▶ [TASK STATEMENT] Write down every entry below once more, exactly.

· · · · ·

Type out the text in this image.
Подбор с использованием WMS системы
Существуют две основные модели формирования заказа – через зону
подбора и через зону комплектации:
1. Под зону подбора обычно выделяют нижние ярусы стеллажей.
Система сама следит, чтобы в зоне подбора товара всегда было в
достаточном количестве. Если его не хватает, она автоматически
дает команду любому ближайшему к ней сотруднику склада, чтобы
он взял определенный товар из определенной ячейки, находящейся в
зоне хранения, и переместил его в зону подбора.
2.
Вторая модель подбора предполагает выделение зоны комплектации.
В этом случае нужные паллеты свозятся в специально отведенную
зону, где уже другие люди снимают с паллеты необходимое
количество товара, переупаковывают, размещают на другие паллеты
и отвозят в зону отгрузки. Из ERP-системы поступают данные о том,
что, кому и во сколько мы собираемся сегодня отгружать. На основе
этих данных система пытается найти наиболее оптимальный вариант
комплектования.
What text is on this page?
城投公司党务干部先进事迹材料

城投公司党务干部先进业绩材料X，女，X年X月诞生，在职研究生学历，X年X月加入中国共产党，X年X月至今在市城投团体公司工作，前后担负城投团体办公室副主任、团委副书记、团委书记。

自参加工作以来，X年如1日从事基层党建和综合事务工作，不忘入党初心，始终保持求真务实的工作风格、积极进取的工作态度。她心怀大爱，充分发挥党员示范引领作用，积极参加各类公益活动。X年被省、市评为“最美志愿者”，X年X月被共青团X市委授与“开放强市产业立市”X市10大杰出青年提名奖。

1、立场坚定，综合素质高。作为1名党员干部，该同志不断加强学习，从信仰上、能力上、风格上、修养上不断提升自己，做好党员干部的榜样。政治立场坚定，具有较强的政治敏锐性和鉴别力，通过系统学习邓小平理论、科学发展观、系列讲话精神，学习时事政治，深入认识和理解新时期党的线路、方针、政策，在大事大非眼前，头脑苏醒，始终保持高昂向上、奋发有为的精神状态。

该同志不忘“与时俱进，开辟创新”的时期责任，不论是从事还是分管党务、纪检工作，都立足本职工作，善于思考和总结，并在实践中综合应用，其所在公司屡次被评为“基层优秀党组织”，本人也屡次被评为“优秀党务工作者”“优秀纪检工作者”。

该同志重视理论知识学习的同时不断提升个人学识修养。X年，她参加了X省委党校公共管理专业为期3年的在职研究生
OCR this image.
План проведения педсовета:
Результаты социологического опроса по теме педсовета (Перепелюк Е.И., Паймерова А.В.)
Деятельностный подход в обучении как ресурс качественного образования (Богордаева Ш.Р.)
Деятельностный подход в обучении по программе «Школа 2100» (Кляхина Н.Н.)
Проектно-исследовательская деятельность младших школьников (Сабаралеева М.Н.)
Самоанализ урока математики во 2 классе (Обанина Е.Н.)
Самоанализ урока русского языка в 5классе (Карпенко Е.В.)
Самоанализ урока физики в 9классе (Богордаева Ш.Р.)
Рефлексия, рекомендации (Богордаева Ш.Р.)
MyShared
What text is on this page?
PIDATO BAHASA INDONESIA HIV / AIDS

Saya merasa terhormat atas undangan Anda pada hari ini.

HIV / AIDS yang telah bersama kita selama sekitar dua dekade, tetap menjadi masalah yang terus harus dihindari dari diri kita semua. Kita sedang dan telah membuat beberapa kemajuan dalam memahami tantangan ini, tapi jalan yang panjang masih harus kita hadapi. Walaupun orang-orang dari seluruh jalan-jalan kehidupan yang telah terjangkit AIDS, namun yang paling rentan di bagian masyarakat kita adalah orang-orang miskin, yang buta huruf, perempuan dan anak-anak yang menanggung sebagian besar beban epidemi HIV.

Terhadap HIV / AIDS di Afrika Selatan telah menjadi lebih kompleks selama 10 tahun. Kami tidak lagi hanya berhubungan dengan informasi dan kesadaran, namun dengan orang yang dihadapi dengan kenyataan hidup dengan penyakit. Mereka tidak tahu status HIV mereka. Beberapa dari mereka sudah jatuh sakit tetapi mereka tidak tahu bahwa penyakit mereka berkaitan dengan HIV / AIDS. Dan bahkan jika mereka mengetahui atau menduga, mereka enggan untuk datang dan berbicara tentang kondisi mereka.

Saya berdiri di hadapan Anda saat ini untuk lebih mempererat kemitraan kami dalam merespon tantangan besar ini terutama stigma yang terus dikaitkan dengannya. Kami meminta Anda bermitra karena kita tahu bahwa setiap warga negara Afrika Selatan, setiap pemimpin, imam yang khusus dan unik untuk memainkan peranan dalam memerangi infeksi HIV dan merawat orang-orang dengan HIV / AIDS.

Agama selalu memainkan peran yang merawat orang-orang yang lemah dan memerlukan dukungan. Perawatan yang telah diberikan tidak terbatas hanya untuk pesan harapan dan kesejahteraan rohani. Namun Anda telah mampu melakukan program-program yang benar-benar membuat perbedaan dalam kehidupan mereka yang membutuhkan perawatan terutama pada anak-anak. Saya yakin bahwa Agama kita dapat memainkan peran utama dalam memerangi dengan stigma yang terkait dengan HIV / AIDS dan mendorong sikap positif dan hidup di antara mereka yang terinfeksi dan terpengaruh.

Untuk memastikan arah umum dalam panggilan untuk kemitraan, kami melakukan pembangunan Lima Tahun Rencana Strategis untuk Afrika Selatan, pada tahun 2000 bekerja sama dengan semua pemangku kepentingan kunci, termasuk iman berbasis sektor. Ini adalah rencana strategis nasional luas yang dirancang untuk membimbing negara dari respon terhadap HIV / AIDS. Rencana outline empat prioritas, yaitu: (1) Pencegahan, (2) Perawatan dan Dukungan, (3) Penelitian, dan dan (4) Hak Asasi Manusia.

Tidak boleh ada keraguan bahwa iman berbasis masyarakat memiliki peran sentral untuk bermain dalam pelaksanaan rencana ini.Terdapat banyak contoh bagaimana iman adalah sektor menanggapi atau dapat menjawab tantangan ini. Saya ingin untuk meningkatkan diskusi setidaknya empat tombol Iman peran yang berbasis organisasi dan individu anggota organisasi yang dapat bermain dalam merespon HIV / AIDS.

· · · · ·

▶ [WRITTEN SOLUTION]
Type out the text in this image.
Подбор с использованием WMS системы
Существуют две основные модели формирования заказа – через зону
подбора и через зону комплектации:
1. Под зону подбора обычно выделяют нижние ярусы стеллажей.
Система сама следит, чтобы в зоне подбора товара всегда было в
достаточном количестве. Если его не хватает, она автоматически
дает команду любому ближайшему к ней сотруднику склада, чтобы
он взял определенный товар из определенной ячейки, находящейся в
зоне хранения, и переместил его в зону подбора.
2.
Вторая модель подбора предполагает выделение зоны комплектации.
В этом случае нужные паллеты свозятся в специально отведенную
зону, где уже другие люди снимают с паллеты необходимое
количество товара, переупаковывают, размещают на другие паллеты
и отвозят в зону отгрузки. Из ERP-системы поступают данные о том,
что, кому и во сколько мы собираемся сегодня отгружать. На основе
этих данных система пытается найти наиболее оптимальный вариант
комплектования.
What text is on this page?
城投公司党务干部先进事迹材料

城投公司党务干部先进业绩材料X，女，X年X月诞生，在职研究生学历，X年X月加入中国共产党，X年X月至今在市城投团体公司工作，前后担负城投团体办公室副主任、团委副书记、团委书记。

自参加工作以来，X年如1日从事基层党建和综合事务工作，不忘入党初心，始终保持求真务实的工作风格、积极进取的工作态度。她心怀大爱，充分发挥党员示范引领作用，积极参加各类公益活动。X年被省、市评为“最美志愿者”，X年X月被共青团X市委授与“开放强市产业立市”X市10大杰出青年提名奖。

1、立场坚定，综合素质高。作为1名党员干部，该同志不断加强学习，从信仰上、能力上、风格上、修养上不断提升自己，做好党员干部的榜样。政治立场坚定，具有较强的政治敏锐性和鉴别力，通过系统学习邓小平理论、科学发展观、系列讲话精神，学习时事政治，深入认识和理解新时期党的线路、方针、政策，在大事大非眼前，头脑苏醒，始终保持高昂向上、奋发有为的精神状态。

该同志不忘“与时俱进，开辟创新”的时期责任，不论是从事还是分管党务、纪检工作，都立足本职工作，善于思考和总结，并在实践中综合应用，其所在公司屡次被评为“基层优秀党组织”，本人也屡次被评为“优秀党务工作者”“优秀纪检工作者”。

该同志重视理论知识学习的同时不断提升个人学识修养。X年，她参加了X省委党校公共管理专业为期3年的在职研究生
OCR this image.
План проведения педсовета:
Результаты социологического опроса по теме педсовета (Перепелюк Е.И., Паймерова А.В.)
Деятельностный подход в обучении как ресурс качественного образования (Богордаева Ш.Р.)
Деятельностный подход в обучении по программе «Школа 2100» (Кляхина Н.Н.)
Проектно-исследовательская деятельность младших школьников (Сабаралеева М.Н.)
Самоанализ урока математики во 2 классе (Обанина Е.Н.)
Самоанализ урока русского языка в 5классе (Карпенко Е.В.)
Самоанализ урока физики в 9классе (Богордаева Ш.Р.)
Рефлексия, рекомендации (Богордаева Ш.Р.)
MyShared
What text is on this page?
PIDATO BAHASA INDONESIA HIV / AIDS

Saya merasa terhormat atas undangan Anda pada hari ini.

HIV / AIDS yang telah bersama kita selama sekitar dua dekade, tetap menjadi masalah yang terus harus dihindari dari diri kita semua. Kita sedang dan telah membuat beberapa kemajuan dalam memahami tantangan ini, tapi jalan yang panjang masih harus kita hadapi. Walaupun orang-orang dari seluruh jalan-jalan kehidupan yang telah terjangkit AIDS, namun yang paling rentan di bagian masyarakat kita adalah orang-orang miskin, yang buta huruf, perempuan dan anak-anak yang menanggung sebagian besar beban epidemi HIV.

Terhadap HIV / AIDS di Afrika Selatan telah menjadi lebih kompleks selama 10 tahun. Kami tidak lagi hanya berhubungan dengan informasi dan kesadaran, namun dengan orang yang dihadapi dengan kenyataan hidup dengan penyakit. Mereka tidak tahu status HIV mereka. Beberapa dari mereka sudah jatuh sakit tetapi mereka tidak tahu bahwa penyakit mereka berkaitan dengan HIV / AIDS. Dan bahkan jika mereka mengetahui atau menduga, mereka enggan untuk datang dan berbicara tentang kondisi mereka.

Saya berdiri di hadapan Anda saat ini untuk lebih mempererat kemitraan kami dalam merespon tantangan besar ini terutama stigma yang terus dikaitkan dengannya. Kami meminta Anda bermitra karena kita tahu bahwa setiap warga negara Afrika Selatan, setiap pemimpin, imam yang khusus dan unik untuk memainkan peranan dalam memerangi infeksi HIV dan merawat orang-orang dengan HIV / AIDS.

Agama selalu memainkan peran yang merawat orang-orang yang lemah dan memerlukan dukungan. Perawatan yang telah diberikan tidak terbatas hanya untuk pesan harapan dan kesejahteraan rohani. Namun Anda telah mampu melakukan program-program yang benar-benar membuat perbedaan dalam kehidupan mereka yang membutuhkan perawatan terutama pada anak-anak. Saya yakin bahwa Agama kita dapat memainkan peran utama dalam memerangi dengan stigma yang terkait dengan HIV / AIDS dan mendorong sikap positif dan hidup di antara mereka yang terinfeksi dan terpengaruh.

Untuk memastikan arah umum dalam panggilan untuk kemitraan, kami melakukan pembangunan Lima Tahun Rencana Strategis untuk Afrika Selatan, pada tahun 2000 bekerja sama dengan semua pemangku kepentingan kunci, termasuk iman berbasis sektor. Ini adalah rencana strategis nasional luas yang dirancang untuk membimbing negara dari respon terhadap HIV / AIDS. Rencana outline empat prioritas, yaitu: (1) Pencegahan, (2) Perawatan dan Dukungan, (3) Penelitian, dan dan (4) Hak Asasi Manusia.

Tidak boleh ada keraguan bahwa iman berbasis masyarakat memiliki peran sentral untuk bermain dalam pelaksanaan rencana ini.Terdapat banyak contoh bagaimana iman adalah sektor menanggapi atau dapat menjawab tantangan ini. Saya ingin untuk meningkatkan diskusi setidaknya empat tombol Iman peran yang berbasis organisasi dan individu anggota organisasi yang dapat bermain dalam merespon HIV / AIDS.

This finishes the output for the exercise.